Gather each line of the entries below that includes "rebuild".

-- Start of DATA SUPPLIED --

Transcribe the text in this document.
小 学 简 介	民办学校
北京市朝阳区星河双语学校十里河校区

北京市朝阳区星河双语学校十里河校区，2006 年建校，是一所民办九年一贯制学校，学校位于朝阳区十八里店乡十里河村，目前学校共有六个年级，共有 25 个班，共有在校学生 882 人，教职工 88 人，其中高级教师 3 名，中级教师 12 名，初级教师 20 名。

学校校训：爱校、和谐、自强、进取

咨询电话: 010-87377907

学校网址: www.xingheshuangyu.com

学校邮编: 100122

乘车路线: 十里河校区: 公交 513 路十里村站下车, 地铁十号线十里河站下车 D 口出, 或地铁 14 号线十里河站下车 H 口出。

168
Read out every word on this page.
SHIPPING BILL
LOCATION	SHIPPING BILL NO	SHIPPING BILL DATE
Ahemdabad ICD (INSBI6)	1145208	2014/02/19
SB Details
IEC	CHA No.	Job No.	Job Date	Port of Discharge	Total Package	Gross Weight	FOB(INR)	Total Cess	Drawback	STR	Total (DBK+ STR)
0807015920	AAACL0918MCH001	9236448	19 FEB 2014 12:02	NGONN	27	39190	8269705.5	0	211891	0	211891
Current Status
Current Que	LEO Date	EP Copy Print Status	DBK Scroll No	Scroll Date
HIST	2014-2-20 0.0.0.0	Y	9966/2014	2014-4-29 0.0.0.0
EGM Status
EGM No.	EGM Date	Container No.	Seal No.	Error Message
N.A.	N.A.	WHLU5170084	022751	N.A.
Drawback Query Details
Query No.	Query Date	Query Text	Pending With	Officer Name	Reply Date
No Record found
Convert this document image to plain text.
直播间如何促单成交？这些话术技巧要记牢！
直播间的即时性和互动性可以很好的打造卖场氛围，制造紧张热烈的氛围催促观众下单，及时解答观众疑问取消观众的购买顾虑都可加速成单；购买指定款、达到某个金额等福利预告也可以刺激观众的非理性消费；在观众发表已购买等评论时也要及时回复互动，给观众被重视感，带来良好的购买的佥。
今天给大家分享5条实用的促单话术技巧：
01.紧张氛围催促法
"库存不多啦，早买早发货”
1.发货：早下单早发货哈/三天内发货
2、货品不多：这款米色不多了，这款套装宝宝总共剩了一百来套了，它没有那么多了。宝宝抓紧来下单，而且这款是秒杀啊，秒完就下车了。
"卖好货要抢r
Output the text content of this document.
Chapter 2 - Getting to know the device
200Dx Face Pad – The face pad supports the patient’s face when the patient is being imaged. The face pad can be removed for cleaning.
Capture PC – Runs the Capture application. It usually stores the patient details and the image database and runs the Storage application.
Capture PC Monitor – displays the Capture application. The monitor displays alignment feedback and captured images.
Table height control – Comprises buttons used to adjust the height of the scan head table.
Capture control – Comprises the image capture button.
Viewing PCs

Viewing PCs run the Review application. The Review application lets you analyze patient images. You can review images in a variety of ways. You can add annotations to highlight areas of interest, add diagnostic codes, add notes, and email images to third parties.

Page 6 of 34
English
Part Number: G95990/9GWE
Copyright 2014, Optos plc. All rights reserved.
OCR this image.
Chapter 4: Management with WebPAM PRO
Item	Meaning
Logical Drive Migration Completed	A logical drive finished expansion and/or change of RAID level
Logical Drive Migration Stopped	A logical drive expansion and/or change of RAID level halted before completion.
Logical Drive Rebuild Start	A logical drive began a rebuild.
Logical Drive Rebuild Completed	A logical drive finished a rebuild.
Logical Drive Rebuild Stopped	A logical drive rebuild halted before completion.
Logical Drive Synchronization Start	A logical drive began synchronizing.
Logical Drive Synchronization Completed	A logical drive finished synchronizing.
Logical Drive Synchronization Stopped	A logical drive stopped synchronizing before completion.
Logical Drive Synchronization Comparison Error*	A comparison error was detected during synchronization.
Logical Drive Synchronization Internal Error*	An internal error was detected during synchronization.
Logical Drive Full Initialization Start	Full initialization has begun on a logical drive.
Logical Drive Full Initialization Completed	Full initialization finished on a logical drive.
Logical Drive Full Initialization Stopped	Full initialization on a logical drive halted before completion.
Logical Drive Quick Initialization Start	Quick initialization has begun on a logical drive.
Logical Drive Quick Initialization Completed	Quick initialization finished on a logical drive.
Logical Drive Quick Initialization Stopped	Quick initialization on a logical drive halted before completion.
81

-- End of DATA SUPPLIED --

• [FINAL RESULT]
Logical Drive Rebuild Start	A logical drive began a rebuild.
Logical Drive Rebuild Completed	A logical drive finished a rebuild.
Logical Drive Rebuild Stopped	A logical drive rebuild halted before completion.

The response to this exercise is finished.